The request:
Answer these questions from the author biography below:
1. Where did Robert M. Entman earn his Ph.D.?
2. What degree did he earn from the University of California (Berkeley)?
3. On which faculties did he serve before joining GW?

Text segment:
Stop Calling it Energy Independence
About the Author
Professor of media and public affairs at The George Washington University
Robert M. Entman is J.B. and M.C. Shapiro Professor of Media and Public Affairs at The George Washington University. He earned a Ph.D. in political science as a National Science Foundation Fellow at Yale, and an M.P.P. in Public Policy Analysis from the University of California (Berkeley). He is a Phi Beta Kappa graduate of Duke, where he earned his A.B. in political science. Prior to joining GW, Dr. Entman served on the faculties at Duke, Northwestern and North Carolina State.

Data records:
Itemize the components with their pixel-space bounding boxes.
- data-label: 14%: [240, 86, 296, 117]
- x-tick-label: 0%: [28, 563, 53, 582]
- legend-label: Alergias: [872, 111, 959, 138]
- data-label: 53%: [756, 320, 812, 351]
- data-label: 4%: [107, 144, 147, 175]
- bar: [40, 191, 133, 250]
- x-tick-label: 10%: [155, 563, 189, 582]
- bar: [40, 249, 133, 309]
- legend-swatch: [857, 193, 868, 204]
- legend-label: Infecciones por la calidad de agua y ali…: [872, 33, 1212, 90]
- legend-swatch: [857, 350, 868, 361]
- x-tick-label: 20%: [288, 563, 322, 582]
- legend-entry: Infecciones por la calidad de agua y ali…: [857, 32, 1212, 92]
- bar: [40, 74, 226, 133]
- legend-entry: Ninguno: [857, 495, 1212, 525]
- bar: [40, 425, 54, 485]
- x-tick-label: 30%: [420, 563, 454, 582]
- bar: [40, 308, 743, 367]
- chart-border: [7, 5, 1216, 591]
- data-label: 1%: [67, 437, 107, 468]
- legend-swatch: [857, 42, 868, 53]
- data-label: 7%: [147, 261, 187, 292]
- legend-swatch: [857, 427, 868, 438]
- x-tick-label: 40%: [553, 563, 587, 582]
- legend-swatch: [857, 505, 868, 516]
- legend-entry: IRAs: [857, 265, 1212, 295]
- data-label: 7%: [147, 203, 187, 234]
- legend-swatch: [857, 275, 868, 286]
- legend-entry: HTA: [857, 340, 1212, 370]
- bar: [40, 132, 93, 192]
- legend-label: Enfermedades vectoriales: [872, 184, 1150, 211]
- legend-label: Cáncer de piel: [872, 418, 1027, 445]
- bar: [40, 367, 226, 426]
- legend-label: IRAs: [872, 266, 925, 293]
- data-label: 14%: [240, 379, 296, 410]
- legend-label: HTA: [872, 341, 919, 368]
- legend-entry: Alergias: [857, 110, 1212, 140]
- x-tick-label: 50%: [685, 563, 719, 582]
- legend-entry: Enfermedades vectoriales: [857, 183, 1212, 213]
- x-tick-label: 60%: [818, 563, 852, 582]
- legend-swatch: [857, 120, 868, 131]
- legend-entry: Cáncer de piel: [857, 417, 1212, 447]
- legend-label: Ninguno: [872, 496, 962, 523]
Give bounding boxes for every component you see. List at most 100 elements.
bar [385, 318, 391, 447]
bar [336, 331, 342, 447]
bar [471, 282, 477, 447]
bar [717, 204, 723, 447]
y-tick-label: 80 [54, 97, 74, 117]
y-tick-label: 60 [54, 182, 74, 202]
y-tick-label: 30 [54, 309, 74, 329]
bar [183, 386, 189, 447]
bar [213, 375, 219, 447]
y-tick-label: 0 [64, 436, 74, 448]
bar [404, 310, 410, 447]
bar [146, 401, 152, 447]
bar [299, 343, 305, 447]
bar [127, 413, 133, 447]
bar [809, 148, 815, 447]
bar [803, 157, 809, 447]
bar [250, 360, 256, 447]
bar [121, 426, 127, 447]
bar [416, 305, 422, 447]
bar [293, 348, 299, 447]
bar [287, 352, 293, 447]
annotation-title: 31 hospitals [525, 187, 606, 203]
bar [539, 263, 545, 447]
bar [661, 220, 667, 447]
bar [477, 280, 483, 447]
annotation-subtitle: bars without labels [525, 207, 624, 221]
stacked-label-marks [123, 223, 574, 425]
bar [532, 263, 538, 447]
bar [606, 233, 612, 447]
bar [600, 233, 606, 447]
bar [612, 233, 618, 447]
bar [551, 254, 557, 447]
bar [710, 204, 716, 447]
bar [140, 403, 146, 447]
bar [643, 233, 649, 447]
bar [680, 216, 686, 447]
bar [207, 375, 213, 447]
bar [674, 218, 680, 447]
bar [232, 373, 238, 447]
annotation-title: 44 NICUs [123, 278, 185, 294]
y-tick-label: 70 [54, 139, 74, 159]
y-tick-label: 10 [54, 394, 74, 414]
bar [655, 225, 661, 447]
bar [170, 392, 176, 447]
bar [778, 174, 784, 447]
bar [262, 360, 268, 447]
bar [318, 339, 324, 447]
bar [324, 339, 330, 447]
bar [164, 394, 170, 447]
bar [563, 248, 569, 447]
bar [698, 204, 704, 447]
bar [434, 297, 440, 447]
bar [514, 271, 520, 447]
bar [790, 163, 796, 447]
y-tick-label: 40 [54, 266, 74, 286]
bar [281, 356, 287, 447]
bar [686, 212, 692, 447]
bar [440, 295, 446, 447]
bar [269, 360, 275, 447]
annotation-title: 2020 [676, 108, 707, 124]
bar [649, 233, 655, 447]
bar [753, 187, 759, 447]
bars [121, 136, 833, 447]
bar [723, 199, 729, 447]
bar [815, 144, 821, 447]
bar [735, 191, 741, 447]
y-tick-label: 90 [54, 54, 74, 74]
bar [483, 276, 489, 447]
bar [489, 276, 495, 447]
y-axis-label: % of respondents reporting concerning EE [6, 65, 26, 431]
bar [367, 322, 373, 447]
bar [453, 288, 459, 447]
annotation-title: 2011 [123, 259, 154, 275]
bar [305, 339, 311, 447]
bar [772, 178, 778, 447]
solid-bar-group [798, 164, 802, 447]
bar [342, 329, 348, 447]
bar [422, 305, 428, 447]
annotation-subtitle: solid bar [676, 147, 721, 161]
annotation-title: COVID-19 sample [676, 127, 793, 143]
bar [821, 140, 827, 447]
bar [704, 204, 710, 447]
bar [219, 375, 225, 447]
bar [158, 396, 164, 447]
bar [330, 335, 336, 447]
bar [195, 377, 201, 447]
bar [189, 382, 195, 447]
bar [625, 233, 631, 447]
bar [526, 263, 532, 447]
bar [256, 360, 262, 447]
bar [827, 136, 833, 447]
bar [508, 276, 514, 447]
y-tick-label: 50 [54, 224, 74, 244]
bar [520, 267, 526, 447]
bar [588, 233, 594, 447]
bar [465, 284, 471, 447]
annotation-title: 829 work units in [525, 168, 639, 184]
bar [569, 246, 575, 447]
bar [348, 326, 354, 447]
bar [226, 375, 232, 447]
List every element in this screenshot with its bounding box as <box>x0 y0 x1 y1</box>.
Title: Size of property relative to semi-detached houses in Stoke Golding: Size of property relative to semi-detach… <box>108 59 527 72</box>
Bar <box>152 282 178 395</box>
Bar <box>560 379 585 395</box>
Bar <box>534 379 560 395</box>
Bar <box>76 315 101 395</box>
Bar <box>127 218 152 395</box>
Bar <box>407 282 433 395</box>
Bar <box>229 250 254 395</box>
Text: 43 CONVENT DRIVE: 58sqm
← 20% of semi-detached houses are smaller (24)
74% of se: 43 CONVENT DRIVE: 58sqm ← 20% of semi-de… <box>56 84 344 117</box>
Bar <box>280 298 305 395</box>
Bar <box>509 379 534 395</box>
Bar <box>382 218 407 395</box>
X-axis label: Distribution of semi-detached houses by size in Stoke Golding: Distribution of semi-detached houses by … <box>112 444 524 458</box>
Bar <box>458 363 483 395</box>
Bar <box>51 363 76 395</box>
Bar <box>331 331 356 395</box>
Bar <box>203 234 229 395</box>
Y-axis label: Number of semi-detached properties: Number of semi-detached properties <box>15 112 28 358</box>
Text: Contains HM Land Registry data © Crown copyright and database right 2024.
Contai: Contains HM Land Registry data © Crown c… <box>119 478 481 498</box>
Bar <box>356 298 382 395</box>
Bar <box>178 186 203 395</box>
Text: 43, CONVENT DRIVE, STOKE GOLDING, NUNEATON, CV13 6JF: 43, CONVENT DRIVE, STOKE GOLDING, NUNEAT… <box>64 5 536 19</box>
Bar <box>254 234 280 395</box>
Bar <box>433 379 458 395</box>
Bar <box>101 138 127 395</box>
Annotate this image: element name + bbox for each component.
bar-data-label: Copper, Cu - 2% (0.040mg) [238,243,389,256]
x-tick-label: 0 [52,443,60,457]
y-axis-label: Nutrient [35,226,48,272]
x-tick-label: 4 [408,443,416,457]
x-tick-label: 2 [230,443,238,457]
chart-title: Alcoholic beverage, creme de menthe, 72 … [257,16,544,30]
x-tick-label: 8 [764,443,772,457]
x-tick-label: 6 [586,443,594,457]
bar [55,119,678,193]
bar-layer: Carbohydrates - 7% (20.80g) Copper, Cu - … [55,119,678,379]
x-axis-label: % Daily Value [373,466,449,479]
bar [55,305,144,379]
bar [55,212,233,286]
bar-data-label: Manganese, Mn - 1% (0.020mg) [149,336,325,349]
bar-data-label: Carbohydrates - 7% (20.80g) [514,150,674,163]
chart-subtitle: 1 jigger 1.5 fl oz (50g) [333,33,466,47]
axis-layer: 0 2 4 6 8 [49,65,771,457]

Complete response:
1. Yale
2. An M.P.P. in Public Policy Analysis
3. Duke, Northwestern and North Carolina State